## TASK BRIEF
Are you able to retype all the records below exactly?

--- START ---

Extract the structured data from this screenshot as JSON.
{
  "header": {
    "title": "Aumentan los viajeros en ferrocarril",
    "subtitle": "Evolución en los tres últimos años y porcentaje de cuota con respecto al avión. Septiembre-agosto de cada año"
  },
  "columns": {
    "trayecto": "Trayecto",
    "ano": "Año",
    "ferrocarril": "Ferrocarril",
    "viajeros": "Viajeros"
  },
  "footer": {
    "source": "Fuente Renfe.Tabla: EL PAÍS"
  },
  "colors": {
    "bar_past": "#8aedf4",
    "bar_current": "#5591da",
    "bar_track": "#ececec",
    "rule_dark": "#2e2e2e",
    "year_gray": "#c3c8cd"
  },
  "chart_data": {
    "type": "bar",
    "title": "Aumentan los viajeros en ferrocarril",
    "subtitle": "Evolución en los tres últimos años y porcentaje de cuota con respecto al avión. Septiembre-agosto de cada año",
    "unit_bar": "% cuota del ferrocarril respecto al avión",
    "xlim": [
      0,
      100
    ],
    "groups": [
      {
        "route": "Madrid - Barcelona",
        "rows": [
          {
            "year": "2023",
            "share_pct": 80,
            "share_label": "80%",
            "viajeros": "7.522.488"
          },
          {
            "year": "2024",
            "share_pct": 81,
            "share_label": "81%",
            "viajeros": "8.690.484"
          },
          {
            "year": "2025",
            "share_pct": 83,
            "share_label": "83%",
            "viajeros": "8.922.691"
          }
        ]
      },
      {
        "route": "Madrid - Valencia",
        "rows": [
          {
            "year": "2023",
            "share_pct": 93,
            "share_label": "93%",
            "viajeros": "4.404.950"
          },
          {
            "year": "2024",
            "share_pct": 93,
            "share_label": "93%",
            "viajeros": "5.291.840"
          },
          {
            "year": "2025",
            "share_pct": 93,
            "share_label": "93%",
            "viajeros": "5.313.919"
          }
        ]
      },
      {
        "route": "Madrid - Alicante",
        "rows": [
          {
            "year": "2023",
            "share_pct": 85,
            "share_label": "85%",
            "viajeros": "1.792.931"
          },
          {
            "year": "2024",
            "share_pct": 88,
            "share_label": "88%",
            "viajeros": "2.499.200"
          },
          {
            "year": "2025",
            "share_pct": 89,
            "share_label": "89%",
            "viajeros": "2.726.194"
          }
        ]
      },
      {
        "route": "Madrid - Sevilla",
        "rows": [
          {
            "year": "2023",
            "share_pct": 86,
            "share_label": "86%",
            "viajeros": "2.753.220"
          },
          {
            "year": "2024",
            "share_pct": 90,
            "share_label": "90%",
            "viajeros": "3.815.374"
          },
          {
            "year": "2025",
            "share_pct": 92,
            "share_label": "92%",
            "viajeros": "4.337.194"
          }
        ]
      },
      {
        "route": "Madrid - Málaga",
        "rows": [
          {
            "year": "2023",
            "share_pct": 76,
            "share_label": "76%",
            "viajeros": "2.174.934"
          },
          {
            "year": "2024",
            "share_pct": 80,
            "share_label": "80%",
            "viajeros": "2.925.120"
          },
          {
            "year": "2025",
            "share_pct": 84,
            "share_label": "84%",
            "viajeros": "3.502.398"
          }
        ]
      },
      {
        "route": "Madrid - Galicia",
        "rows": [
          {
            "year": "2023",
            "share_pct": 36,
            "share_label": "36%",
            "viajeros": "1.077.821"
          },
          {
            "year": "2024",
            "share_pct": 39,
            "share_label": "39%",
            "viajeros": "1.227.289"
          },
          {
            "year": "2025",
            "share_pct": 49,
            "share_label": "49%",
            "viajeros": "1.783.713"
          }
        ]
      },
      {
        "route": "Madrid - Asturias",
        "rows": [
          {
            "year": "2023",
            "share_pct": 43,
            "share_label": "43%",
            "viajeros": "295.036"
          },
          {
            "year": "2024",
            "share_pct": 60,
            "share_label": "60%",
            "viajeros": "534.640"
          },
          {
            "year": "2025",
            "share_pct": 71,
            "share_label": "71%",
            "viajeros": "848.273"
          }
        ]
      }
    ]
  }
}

--- END ---

## RESPONSE TO THE TASK
Extract the structured data from this screenshot as JSON.
{
  "header": {
    "title": "Aumentan los viajeros en ferrocarril",
    "subtitle": "Evolución en los tres últimos años y porcentaje de cuota con respecto al avión. Septiembre-agosto de cada año"
  },
  "columns": {
    "trayecto": "Trayecto",
    "ano": "Año",
    "ferrocarril": "Ferrocarril",
    "viajeros": "Viajeros"
  },
  "footer": {
    "source": "Fuente Renfe.Tabla: EL PAÍS"
  },
  "colors": {
    "bar_past": "#8aedf4",
    "bar_current": "#5591da",
    "bar_track": "#ececec",
    "rule_dark": "#2e2e2e",
    "year_gray": "#c3c8cd"
  },
  "chart_data": {
    "type": "bar",
    "title": "Aumentan los viajeros en ferrocarril",
    "subtitle": "Evolución en los tres últimos años y porcentaje de cuota con respecto al avión. Septiembre-agosto de cada año",
    "unit_bar": "% cuota del ferrocarril respecto al avión",
    "xlim": [
      0,
      100
    ],
    "groups": [
      {
        "route": "Madrid - Barcelona",
        "rows": [
          {
            "year": "2023",
            "share_pct": 80,
            "share_label": "80%",
            "viajeros": "7.522.488"
          },
          {
            "year": "2024",
            "share_pct": 81,
            "share_label": "81%",
            "viajeros": "8.690.484"
          },
          {
            "year": "2025",
            "share_pct": 83,
            "share_label": "83%",
            "viajeros": "8.922.691"
          }
        ]
      },
      {
        "route": "Madrid - Valencia",
        "rows": [
          {
            "year": "2023",
            "share_pct": 93,
            "share_label": "93%",
            "viajeros": "4.404.950"
          },
          {
            "year": "2024",
            "share_pct": 93,
            "share_label": "93%",
            "viajeros": "5.291.840"
          },
          {
            "year": "2025",
            "share_pct": 93,
            "share_label": "93%",
            "viajeros": "5.313.919"
          }
        ]
      },
      {
        "route": "Madrid - Alicante",
        "rows": [
          {
            "year": "2023",
            "share_pct": 85,
            "share_label": "85%",
            "viajeros": "1.792.931"
          },
          {
            "year": "2024",
            "share_pct": 88,
            "share_label": "88%",
            "viajeros": "2.499.200"
          },
          {
            "year": "2025",
            "share_pct": 89,
            "share_label": "89%",
            "viajeros": "2.726.194"
          }
        ]
      },
      {
        "route": "Madrid - Sevilla",
        "rows": [
          {
            "year": "2023",
            "share_pct": 86,
            "share_label": "86%",
            "viajeros": "2.753.220"
          },
          {
            "year": "2024",
            "share_pct": 90,
            "share_label": "90%",
            "viajeros": "3.815.374"
          },
          {
            "year": "2025",
            "share_pct": 92,
            "share_label": "92%",
            "viajeros": "4.337.194"
          }
        ]
      },
      {
        "route": "Madrid - Málaga",
        "rows": [
          {
            "year": "2023",
            "share_pct": 76,
            "share_label": "76%",
            "viajeros": "2.174.934"
          },
          {
            "year": "2024",
            "share_pct": 80,
            "share_label": "80%",
            "viajeros": "2.925.120"
          },
          {
            "year": "2025",
            "share_pct": 84,
            "share_label": "84%",
            "viajeros": "3.502.398"
          }
        ]
      },
      {
        "route": "Madrid - Galicia",
        "rows": [
          {
            "year": "2023",
            "share_pct": 36,
            "share_label": "36%",
            "viajeros": "1.077.821"
          },
          {
            "year": "2024",
            "share_pct": 39,
            "share_label": "39%",
            "viajeros": "1.227.289"
          },
          {
            "year": "2025",
            "share_pct": 49,
            "share_label": "49%",
            "viajeros": "1.783.713"
          }
        ]
      },
      {
        "route": "Madrid - Asturias",
        "rows": [
          {
            "year": "2023",
            "share_pct": 43,
            "share_label": "43%",
            "viajeros": "295.036"
          },
          {
            "year": "2024",
            "share_pct": 60,
            "share_label": "60%",
            "viajeros": "534.640"
          },
          {
            "year": "2025",
            "share_pct": 71,
            "share_label": "71%",
            "viajeros": "848.273"
          }
        ]
      }
    ]
  }
}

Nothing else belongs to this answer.